→ Stated task:
Search the entries for the word "madeira" and pull out each line that has it.

→ Supplied information:

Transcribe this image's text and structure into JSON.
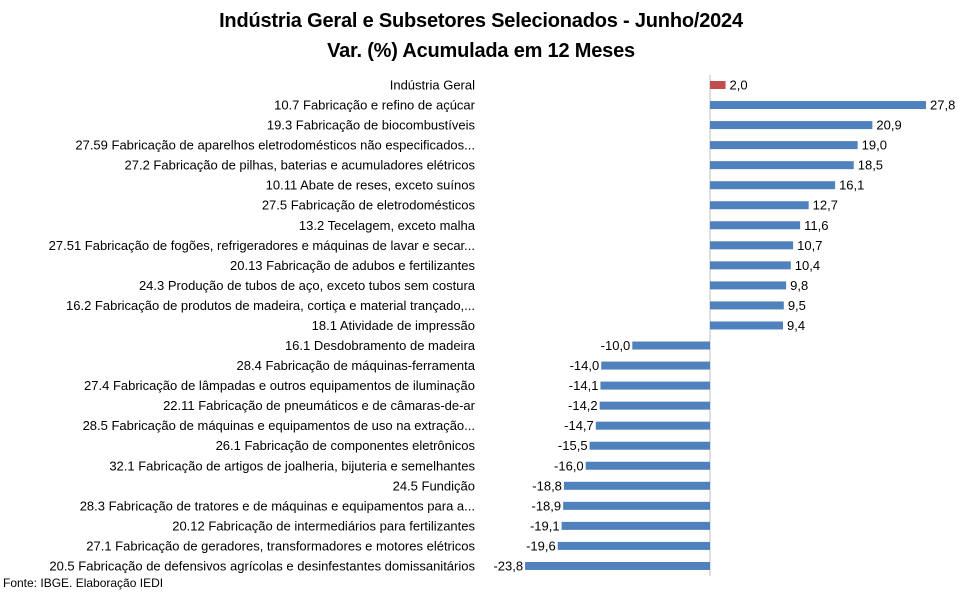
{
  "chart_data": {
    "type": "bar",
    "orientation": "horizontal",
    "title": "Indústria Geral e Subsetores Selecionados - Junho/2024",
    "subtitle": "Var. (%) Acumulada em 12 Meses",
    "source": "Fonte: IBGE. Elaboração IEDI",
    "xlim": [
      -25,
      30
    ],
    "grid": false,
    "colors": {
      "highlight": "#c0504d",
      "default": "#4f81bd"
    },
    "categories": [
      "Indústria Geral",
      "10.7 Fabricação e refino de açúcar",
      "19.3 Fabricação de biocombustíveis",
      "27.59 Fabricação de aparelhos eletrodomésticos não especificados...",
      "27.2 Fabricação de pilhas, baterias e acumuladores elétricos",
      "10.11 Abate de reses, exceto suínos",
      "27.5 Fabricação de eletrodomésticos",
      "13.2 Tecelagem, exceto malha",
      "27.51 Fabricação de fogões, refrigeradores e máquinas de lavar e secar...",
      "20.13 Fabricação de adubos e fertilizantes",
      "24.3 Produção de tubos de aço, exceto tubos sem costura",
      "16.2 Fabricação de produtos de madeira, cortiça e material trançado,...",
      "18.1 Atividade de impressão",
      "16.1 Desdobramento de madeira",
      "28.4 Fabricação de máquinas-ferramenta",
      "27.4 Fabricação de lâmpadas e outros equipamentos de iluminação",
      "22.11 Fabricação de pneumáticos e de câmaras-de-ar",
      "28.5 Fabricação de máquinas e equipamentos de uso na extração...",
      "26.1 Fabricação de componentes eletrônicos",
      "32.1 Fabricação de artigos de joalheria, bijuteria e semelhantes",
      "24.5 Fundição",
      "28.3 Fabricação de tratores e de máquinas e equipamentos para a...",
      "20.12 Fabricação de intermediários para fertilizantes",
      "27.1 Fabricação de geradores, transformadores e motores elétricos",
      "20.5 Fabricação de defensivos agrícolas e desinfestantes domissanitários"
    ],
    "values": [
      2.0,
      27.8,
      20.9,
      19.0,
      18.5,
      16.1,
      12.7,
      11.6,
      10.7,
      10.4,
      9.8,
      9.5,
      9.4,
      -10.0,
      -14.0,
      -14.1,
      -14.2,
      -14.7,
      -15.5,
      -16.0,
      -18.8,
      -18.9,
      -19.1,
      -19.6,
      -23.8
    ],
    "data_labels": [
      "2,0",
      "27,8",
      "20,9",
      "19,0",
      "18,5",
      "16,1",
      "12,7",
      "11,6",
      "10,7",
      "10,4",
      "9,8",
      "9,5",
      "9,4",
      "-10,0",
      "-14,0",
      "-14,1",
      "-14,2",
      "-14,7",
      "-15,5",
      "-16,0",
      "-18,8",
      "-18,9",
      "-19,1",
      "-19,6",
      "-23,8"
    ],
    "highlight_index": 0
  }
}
---
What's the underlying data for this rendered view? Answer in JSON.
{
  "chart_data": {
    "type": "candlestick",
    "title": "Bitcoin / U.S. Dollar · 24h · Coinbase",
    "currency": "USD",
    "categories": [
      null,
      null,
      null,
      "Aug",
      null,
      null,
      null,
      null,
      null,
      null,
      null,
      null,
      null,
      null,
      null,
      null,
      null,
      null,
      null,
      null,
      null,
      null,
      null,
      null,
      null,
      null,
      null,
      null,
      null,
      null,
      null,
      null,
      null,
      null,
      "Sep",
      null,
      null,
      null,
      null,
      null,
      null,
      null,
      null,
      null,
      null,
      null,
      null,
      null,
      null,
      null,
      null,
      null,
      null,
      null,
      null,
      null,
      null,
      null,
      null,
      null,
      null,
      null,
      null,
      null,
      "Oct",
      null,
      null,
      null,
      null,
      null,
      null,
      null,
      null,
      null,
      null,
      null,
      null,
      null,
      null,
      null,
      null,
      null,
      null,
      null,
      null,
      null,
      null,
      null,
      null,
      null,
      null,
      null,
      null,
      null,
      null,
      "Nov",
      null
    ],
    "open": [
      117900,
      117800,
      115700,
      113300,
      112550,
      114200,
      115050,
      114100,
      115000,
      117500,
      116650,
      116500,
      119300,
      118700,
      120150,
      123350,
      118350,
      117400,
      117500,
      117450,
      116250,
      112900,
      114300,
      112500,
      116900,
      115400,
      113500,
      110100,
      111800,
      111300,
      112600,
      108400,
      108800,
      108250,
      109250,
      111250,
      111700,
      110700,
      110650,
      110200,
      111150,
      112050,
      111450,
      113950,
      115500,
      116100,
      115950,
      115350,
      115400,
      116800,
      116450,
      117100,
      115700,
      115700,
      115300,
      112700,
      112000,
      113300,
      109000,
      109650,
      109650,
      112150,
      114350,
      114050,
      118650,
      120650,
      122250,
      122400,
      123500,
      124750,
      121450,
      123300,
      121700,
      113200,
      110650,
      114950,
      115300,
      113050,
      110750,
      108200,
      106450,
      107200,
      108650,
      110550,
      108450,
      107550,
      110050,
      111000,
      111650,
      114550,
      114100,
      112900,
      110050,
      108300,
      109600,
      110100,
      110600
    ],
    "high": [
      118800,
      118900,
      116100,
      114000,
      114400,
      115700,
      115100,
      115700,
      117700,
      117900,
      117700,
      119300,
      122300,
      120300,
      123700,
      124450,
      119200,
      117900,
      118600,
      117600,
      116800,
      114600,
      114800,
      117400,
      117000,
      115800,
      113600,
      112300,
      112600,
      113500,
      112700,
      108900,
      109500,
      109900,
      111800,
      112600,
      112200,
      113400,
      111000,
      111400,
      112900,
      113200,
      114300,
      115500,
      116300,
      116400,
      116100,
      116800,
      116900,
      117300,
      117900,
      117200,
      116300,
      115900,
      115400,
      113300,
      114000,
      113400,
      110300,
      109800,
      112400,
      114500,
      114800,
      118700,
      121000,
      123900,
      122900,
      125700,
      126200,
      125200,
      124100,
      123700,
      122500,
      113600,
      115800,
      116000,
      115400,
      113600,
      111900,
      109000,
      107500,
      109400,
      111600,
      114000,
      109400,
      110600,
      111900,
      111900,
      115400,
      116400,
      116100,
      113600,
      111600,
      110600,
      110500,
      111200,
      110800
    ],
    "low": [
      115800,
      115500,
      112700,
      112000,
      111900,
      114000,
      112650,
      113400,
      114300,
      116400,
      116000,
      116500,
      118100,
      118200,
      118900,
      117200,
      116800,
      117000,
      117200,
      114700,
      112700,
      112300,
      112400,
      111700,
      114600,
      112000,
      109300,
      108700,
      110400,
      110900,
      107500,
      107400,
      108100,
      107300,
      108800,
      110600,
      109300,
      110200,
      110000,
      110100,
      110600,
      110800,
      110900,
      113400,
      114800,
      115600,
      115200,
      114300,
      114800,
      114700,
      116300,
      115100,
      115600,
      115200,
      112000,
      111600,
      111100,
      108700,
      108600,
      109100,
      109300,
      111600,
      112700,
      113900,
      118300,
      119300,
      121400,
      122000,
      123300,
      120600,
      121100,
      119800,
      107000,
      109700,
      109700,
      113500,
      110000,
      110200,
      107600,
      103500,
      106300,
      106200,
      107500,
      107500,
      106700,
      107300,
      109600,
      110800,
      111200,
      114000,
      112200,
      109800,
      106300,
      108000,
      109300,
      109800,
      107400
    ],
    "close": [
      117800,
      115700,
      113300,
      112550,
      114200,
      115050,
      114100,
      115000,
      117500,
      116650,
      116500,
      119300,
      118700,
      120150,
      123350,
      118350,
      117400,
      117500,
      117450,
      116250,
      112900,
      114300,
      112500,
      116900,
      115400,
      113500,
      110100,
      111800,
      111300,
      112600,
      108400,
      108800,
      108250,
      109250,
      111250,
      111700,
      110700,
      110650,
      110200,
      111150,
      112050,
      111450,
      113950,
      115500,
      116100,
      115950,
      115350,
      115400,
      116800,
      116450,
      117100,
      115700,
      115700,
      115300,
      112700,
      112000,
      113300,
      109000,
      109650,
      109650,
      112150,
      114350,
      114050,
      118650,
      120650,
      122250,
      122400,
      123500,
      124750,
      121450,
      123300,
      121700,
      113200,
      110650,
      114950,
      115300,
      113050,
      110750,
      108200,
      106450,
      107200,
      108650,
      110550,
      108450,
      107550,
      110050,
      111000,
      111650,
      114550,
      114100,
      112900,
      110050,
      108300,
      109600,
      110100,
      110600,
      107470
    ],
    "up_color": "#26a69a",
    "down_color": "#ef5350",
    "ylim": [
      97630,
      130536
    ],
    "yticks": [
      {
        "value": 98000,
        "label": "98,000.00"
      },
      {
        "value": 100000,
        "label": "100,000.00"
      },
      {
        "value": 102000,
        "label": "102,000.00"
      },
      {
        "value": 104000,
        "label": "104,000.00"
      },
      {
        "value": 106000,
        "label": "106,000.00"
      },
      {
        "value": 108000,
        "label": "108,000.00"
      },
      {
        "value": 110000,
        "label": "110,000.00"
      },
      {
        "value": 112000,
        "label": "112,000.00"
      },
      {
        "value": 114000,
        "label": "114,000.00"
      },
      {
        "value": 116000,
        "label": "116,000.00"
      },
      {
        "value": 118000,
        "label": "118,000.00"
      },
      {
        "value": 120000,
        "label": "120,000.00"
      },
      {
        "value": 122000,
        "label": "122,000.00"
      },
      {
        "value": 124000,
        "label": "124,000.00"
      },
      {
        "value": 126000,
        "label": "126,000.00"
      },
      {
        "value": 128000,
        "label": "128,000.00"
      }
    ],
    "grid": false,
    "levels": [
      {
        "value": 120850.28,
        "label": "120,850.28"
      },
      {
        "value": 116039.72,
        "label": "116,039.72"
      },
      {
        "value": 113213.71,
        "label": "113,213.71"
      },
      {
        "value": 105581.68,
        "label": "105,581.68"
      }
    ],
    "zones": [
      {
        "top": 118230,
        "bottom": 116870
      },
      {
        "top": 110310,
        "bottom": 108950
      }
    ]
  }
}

→ Solution to the exercise:
      "16.2 Fabricação de produtos de madeira, cortiça e material trançado,...",
      "16.1 Desdobramento de madeira",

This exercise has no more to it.